## Stored rows:
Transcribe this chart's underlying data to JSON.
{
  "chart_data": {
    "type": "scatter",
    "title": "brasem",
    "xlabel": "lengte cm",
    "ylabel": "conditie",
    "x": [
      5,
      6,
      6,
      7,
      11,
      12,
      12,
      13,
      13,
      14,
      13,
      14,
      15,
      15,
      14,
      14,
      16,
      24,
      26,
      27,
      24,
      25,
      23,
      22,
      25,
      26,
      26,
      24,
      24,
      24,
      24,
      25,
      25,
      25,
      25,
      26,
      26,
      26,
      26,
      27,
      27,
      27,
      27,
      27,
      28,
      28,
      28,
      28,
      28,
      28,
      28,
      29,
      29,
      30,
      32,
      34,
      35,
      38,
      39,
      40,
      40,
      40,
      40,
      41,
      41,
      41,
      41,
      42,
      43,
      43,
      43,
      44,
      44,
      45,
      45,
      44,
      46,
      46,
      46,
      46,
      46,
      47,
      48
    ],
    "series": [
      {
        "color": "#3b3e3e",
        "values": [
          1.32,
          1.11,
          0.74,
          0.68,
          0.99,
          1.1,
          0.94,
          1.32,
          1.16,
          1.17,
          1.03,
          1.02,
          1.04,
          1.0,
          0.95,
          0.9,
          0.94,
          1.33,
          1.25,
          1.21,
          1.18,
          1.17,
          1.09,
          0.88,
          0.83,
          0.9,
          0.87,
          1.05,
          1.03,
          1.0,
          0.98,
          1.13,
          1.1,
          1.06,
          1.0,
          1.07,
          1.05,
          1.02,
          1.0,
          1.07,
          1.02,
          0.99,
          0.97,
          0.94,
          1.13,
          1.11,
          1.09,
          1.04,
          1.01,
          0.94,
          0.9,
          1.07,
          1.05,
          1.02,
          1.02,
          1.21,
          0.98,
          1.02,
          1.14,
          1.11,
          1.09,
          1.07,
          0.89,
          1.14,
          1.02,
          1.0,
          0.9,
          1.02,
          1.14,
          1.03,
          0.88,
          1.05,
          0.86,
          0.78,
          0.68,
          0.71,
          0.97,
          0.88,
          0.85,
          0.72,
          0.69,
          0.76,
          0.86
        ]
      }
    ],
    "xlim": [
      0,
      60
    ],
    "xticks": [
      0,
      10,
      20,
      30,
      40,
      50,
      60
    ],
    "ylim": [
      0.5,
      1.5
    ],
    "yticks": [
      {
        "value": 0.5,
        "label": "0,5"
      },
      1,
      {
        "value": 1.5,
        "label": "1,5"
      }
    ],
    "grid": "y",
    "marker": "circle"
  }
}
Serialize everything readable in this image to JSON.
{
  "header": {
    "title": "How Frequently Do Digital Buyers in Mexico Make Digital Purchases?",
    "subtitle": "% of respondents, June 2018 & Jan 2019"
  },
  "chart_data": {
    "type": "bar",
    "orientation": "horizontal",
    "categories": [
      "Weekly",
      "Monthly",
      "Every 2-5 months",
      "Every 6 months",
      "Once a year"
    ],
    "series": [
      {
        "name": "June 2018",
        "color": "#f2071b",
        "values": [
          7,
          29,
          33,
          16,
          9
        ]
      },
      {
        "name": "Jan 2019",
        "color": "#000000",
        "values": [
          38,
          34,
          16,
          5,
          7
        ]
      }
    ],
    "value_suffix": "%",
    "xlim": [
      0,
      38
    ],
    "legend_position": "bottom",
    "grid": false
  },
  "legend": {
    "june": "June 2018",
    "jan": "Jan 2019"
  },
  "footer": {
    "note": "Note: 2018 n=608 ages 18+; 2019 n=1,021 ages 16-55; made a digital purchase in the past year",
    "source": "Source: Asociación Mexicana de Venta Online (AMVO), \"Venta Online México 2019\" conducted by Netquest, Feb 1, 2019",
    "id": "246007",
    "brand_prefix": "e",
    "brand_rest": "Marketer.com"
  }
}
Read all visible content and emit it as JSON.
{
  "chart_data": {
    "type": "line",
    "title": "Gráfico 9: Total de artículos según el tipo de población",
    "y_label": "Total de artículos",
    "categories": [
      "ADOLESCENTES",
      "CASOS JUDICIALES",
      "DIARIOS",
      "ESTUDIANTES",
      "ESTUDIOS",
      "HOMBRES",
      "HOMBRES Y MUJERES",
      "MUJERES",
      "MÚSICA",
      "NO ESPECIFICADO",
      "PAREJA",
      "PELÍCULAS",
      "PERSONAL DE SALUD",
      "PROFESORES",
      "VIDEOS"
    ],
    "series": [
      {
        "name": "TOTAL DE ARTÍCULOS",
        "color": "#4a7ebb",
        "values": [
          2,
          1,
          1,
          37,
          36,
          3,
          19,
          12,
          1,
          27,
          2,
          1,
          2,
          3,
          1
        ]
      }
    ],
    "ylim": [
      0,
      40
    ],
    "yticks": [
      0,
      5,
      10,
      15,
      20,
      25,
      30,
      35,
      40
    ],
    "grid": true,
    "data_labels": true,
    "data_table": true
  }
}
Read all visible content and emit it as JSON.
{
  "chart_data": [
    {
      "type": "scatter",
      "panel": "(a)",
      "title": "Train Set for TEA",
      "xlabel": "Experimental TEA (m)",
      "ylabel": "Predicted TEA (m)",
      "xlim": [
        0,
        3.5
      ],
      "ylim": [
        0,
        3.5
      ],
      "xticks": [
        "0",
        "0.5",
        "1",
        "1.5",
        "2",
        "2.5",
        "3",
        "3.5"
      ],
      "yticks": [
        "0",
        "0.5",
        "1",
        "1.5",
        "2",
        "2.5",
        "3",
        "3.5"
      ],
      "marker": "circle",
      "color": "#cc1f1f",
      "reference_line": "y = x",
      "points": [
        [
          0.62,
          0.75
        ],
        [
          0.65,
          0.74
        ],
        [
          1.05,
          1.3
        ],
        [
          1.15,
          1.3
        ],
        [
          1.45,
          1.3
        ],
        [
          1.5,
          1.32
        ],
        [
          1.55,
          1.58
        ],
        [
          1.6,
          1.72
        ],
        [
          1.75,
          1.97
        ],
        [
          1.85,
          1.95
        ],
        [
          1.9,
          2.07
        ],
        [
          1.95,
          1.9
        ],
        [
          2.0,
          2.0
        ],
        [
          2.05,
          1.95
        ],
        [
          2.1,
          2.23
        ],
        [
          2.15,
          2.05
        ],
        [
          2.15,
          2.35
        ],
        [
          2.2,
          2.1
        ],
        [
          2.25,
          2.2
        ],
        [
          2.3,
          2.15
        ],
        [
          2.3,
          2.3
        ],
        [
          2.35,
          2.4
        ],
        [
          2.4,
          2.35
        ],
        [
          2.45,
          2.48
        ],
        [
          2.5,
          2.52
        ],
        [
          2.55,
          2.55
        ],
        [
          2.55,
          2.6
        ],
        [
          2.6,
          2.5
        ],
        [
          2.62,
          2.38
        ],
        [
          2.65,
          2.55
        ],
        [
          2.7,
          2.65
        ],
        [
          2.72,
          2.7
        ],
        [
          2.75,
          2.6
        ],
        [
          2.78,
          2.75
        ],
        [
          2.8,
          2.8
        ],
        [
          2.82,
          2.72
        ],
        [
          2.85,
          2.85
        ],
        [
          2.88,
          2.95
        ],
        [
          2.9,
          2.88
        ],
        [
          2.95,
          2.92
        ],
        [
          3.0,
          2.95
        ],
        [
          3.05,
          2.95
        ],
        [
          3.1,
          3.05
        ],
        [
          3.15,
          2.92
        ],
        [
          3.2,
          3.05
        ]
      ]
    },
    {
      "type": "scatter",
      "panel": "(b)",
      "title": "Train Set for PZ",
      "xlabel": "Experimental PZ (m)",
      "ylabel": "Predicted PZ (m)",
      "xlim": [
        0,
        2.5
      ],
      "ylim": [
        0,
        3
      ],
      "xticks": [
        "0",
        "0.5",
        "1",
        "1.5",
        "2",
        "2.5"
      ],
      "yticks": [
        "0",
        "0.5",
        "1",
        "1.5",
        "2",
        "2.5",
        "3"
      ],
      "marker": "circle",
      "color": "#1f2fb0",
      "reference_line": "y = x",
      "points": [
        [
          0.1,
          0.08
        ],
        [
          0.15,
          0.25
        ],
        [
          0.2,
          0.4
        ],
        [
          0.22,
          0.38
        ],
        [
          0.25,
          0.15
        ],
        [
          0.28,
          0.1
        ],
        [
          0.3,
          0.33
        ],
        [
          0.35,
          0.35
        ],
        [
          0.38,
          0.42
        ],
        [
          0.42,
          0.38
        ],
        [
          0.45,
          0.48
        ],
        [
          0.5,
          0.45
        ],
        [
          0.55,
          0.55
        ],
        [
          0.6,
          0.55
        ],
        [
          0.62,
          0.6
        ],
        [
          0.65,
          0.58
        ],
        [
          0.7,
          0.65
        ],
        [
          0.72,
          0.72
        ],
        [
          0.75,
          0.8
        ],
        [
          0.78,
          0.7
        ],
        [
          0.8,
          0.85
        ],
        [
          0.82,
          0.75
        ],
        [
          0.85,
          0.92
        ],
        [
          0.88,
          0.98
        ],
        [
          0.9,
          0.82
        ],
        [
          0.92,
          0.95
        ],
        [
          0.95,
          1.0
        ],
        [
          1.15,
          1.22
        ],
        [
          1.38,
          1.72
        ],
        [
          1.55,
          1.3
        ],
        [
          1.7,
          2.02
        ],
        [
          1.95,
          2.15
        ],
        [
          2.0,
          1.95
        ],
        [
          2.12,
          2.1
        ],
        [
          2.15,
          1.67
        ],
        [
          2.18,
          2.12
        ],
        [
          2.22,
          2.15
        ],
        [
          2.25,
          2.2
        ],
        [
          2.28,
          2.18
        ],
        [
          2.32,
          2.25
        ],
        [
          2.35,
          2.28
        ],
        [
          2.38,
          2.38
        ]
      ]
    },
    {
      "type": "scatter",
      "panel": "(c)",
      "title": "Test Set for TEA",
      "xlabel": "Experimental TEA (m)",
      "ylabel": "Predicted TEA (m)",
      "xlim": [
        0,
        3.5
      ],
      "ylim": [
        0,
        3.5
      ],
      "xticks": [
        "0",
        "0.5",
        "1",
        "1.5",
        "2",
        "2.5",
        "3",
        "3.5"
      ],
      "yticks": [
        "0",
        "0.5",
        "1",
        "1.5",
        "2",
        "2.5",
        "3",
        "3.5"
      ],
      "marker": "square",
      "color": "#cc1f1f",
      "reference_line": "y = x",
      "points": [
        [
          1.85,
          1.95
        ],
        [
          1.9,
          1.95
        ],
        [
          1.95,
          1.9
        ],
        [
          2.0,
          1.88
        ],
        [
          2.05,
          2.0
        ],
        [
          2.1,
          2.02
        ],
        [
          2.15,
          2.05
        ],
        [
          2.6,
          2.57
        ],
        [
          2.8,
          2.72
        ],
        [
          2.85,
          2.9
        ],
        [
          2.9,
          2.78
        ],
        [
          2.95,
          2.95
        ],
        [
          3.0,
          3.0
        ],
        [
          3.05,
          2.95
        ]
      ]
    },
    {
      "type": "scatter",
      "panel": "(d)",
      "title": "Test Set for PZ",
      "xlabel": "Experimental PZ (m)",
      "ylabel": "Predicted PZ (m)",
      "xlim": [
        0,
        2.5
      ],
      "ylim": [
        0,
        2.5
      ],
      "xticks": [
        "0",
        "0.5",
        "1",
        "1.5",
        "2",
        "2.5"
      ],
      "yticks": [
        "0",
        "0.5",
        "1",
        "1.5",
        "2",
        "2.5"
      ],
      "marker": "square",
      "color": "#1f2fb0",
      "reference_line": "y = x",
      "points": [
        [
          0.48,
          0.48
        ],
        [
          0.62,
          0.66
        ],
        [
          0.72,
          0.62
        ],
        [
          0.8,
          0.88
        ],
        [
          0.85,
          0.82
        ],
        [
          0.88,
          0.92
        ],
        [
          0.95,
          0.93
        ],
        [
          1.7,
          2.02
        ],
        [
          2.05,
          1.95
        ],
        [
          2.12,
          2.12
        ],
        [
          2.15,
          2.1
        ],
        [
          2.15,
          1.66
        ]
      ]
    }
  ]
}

## Exercise brief:
Find every line that includes the string "Test". Report how many there are and nothing else.

## Response to this task:
2